## Work to be completed
Copy the full set of lines exactly as given.

## The records
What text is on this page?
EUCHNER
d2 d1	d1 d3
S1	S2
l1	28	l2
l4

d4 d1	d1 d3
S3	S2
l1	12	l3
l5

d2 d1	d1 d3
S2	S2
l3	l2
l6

## Output for this exercise
What text is on this page?
EUCHNER
d2 d1	d1 d3
S1	S2
l1	28	l2
l4

d4 d1	d1 d3
S3	S2
l1	12	l3
l5

d2 d1	d1 d3
S2	S2
l3	l2
l6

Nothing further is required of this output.